→ **Entries supplied**
◇ ◇ ◇
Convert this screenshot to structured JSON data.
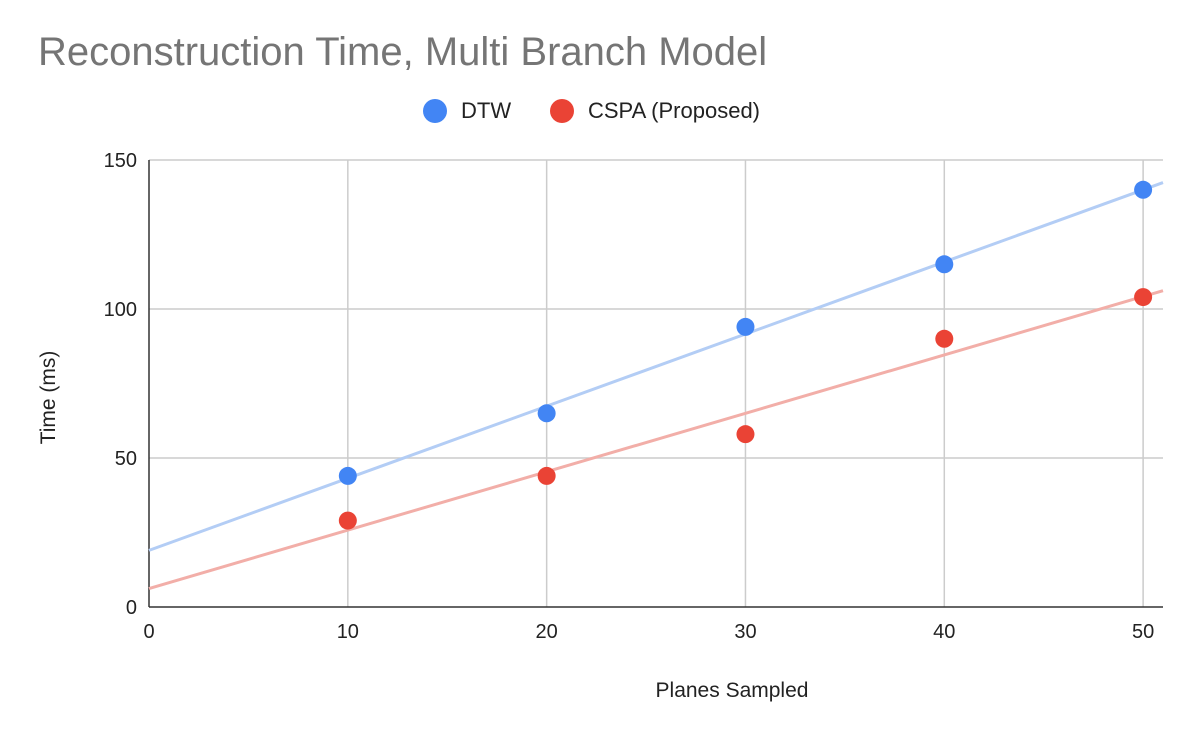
{
  "chart_data": {
    "type": "scatter",
    "title": "Reconstruction Time, Multi Branch Model",
    "xlabel": "Planes Sampled",
    "ylabel": "Time (ms)",
    "xlim": [
      0,
      51
    ],
    "ylim": [
      0,
      150
    ],
    "xticks": [
      0,
      10,
      20,
      30,
      40,
      50
    ],
    "yticks": [
      0,
      50,
      100,
      150
    ],
    "xtick_labels": [
      "0",
      "10",
      "20",
      "30",
      "40",
      "50"
    ],
    "ytick_labels": [
      "0",
      "50",
      "100",
      "150"
    ],
    "grid": true,
    "legend": "top",
    "trendlines": true,
    "series": [
      {
        "name": "DTW",
        "color": "#4285f4",
        "trend_color": "#b3cdf5",
        "x": [
          10,
          20,
          30,
          40,
          50
        ],
        "y": [
          44,
          65,
          94,
          115,
          140
        ]
      },
      {
        "name": "CSPA (Proposed)",
        "color": "#ea4335",
        "trend_color": "#f2aea8",
        "x": [
          10,
          20,
          30,
          40,
          50
        ],
        "y": [
          29,
          44,
          58,
          90,
          104
        ]
      }
    ]
  }
}
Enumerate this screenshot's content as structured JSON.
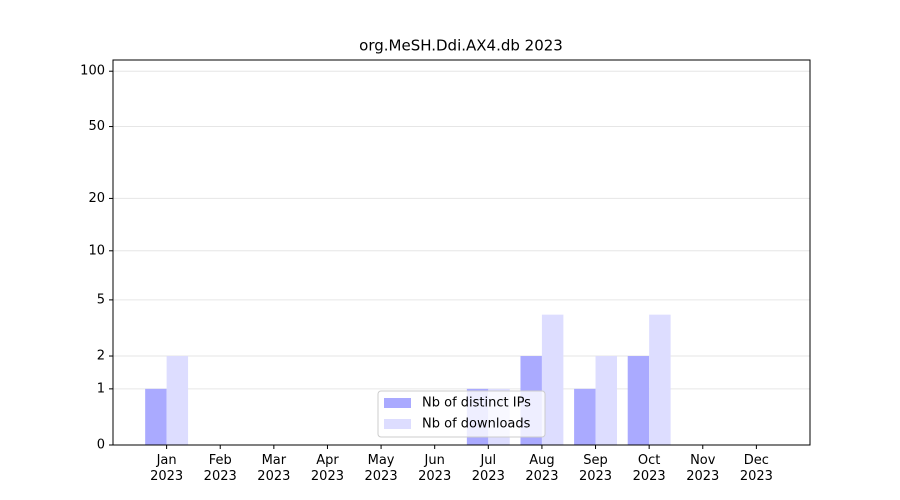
{
  "chart_data": {
    "type": "bar",
    "title": "org.MeSH.Ddi.AX4.db 2023",
    "categories": [
      "Jan\n2023",
      "Feb\n2023",
      "Mar\n2023",
      "Apr\n2023",
      "May\n2023",
      "Jun\n2023",
      "Jul\n2023",
      "Aug\n2023",
      "Sep\n2023",
      "Oct\n2023",
      "Nov\n2023",
      "Dec\n2023"
    ],
    "series": [
      {
        "name": "Nb of distinct IPs",
        "color": "#aaaaff",
        "values": [
          1,
          0,
          0,
          0,
          0,
          0,
          1,
          2,
          1,
          2,
          0,
          0
        ]
      },
      {
        "name": "Nb of downloads",
        "color": "#ddddff",
        "values": [
          2,
          0,
          0,
          0,
          0,
          0,
          1,
          4,
          2,
          4,
          0,
          0
        ]
      }
    ],
    "y_scale": "log1p",
    "ylim": [
      0,
      115
    ],
    "yticks": [
      0,
      1,
      2,
      5,
      10,
      20,
      50,
      100
    ],
    "grid": true,
    "legend": "lower center"
  }
}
◇ ◇ ◇
→ **Direction**
Pull every line containing the word "structured" out of the material.

→ **Result of the task**
Convert this screenshot to structured JSON data.
Enumerate this screenshot's content as structured JSON.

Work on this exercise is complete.